[Provided records start]

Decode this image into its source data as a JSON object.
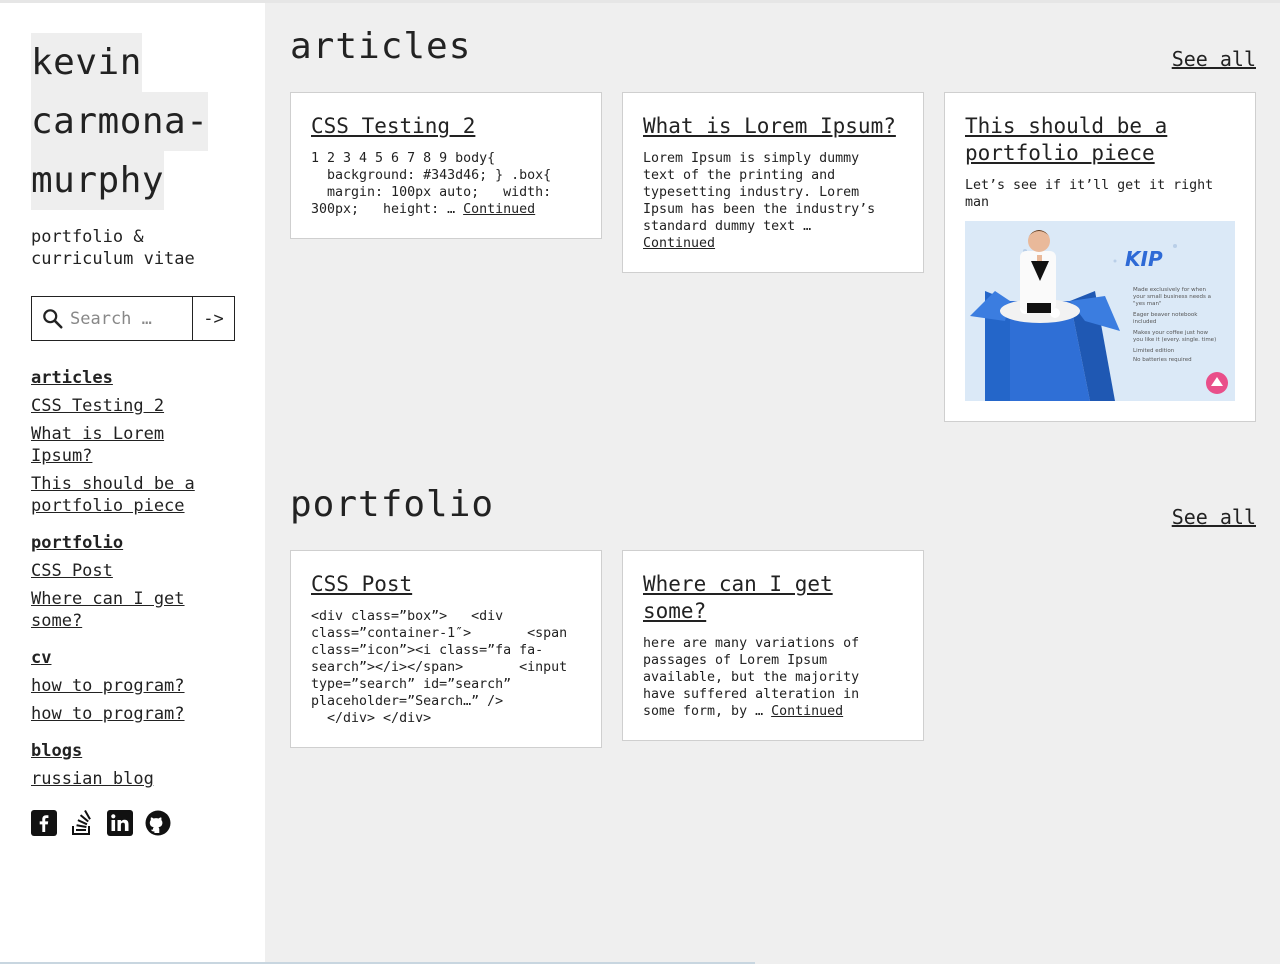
{
  "site": {
    "title_lines": [
      "kevin",
      "carmona-",
      "murphy"
    ],
    "tagline": "portfolio & curriculum vitae"
  },
  "search": {
    "placeholder": "Search …",
    "submit_label": "->"
  },
  "nav": {
    "articles": {
      "heading": "articles",
      "items": [
        "CSS Testing 2",
        "What is Lorem Ipsum?",
        "This should be a portfolio piece"
      ]
    },
    "portfolio": {
      "heading": "portfolio",
      "items": [
        "CSS Post",
        "Where can I get some?"
      ]
    },
    "cv": {
      "heading": "cv",
      "items": [
        "how to program?",
        "how to program?"
      ]
    },
    "blogs": {
      "heading": "blogs",
      "items": [
        "russian blog"
      ]
    }
  },
  "social": [
    "facebook-icon",
    "stackoverflow-icon",
    "linkedin-icon",
    "github-icon"
  ],
  "articles": {
    "heading": "articles",
    "see_all": "See all",
    "cards": [
      {
        "title": "CSS Testing 2",
        "excerpt": "1 2 3 4 5 6 7 8 9 body{\n  background: #343d46; } .box{\n  margin: 100px auto;   width:\n300px;   height: … ",
        "more": "Continued"
      },
      {
        "title": "What is Lorem Ipsum?",
        "excerpt": "Lorem Ipsum is simply dummy\ntext of the printing and\ntypesetting industry. Lorem\nIpsum has been the industry’s\nstandard dummy text … \n",
        "more": "Continued"
      },
      {
        "title": "This should be a portfolio piece",
        "excerpt": "Let’s see if it’ll get it right\nman",
        "more": ""
      }
    ]
  },
  "thumbnail": {
    "logo_text": "KIP",
    "bullets": [
      "Made exclusively for when",
      "your small business needs a",
      "\"yes man\"",
      "Eager beaver notebook",
      "included",
      "Makes your coffee just how",
      "you like it (every. single. time)",
      "Limited edition",
      "No batteries required"
    ]
  },
  "portfolio": {
    "heading": "portfolio",
    "see_all": "See all",
    "cards": [
      {
        "title": "CSS Post",
        "excerpt": "<div class=”box”>   <div\nclass=”container-1″>       <span\nclass=”icon”><i class=”fa fa-\nsearch”></i></span>       <input\ntype=”search” id=”search”\nplaceholder=”Search…” />\n  </div> </div>",
        "more": ""
      },
      {
        "title": "Where can I get some?",
        "excerpt": "here are many variations of\npassages of Lorem Ipsum\navailable, but the majority\nhave suffered alteration in\nsome form, by … ",
        "more": "Continued"
      }
    ]
  },
  "colors": {
    "sidebar_bg": "#ffffff",
    "page_bg": "#efefef",
    "text": "#222222",
    "thumb_bg": "#dbe9f7",
    "box_blue": "#2f6fd6",
    "badge_pink": "#e94f8a"
  }
}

[Provided records end]

Task brief: Write out all the entries again, word for word, and print no images.

Answer:
Decode this image into its source data as a JSON object.
{
  "site": {
    "title_lines": [
      "kevin",
      "carmona-",
      "murphy"
    ],
    "tagline": "portfolio & curriculum vitae"
  },
  "search": {
    "placeholder": "Search …",
    "submit_label": "->"
  },
  "nav": {
    "articles": {
      "heading": "articles",
      "items": [
        "CSS Testing 2",
        "What is Lorem Ipsum?",
        "This should be a portfolio piece"
      ]
    },
    "portfolio": {
      "heading": "portfolio",
      "items": [
        "CSS Post",
        "Where can I get some?"
      ]
    },
    "cv": {
      "heading": "cv",
      "items": [
        "how to program?",
        "how to program?"
      ]
    },
    "blogs": {
      "heading": "blogs",
      "items": [
        "russian blog"
      ]
    }
  },
  "social": [
    "facebook-icon",
    "stackoverflow-icon",
    "linkedin-icon",
    "github-icon"
  ],
  "articles": {
    "heading": "articles",
    "see_all": "See all",
    "cards": [
      {
        "title": "CSS Testing 2",
        "excerpt": "1 2 3 4 5 6 7 8 9 body{\n  background: #343d46; } .box{\n  margin: 100px auto;   width:\n300px;   height: … ",
        "more": "Continued"
      },
      {
        "title": "What is Lorem Ipsum?",
        "excerpt": "Lorem Ipsum is simply dummy\ntext of the printing and\ntypesetting industry. Lorem\nIpsum has been the industry’s\nstandard dummy text … \n",
        "more": "Continued"
      },
      {
        "title": "This should be a portfolio piece",
        "excerpt": "Let’s see if it’ll get it right\nman",
        "more": ""
      }
    ]
  },
  "thumbnail": {
    "logo_text": "KIP",
    "bullets": [
      "Made exclusively for when",
      "your small business needs a",
      "\"yes man\"",
      "Eager beaver notebook",
      "included",
      "Makes your coffee just how",
      "you like it (every. single. time)",
      "Limited edition",
      "No batteries required"
    ]
  },
  "portfolio": {
    "heading": "portfolio",
    "see_all": "See all",
    "cards": [
      {
        "title": "CSS Post",
        "excerpt": "<div class=”box”>   <div\nclass=”container-1″>       <span\nclass=”icon”><i class=”fa fa-\nsearch”></i></span>       <input\ntype=”search” id=”search”\nplaceholder=”Search…” />\n  </div> </div>",
        "more": ""
      },
      {
        "title": "Where can I get some?",
        "excerpt": "here are many variations of\npassages of Lorem Ipsum\navailable, but the majority\nhave suffered alteration in\nsome form, by … ",
        "more": "Continued"
      }
    ]
  },
  "colors": {
    "sidebar_bg": "#ffffff",
    "page_bg": "#efefef",
    "text": "#222222",
    "thumb_bg": "#dbe9f7",
    "box_blue": "#2f6fd6",
    "badge_pink": "#e94f8a"
  }
}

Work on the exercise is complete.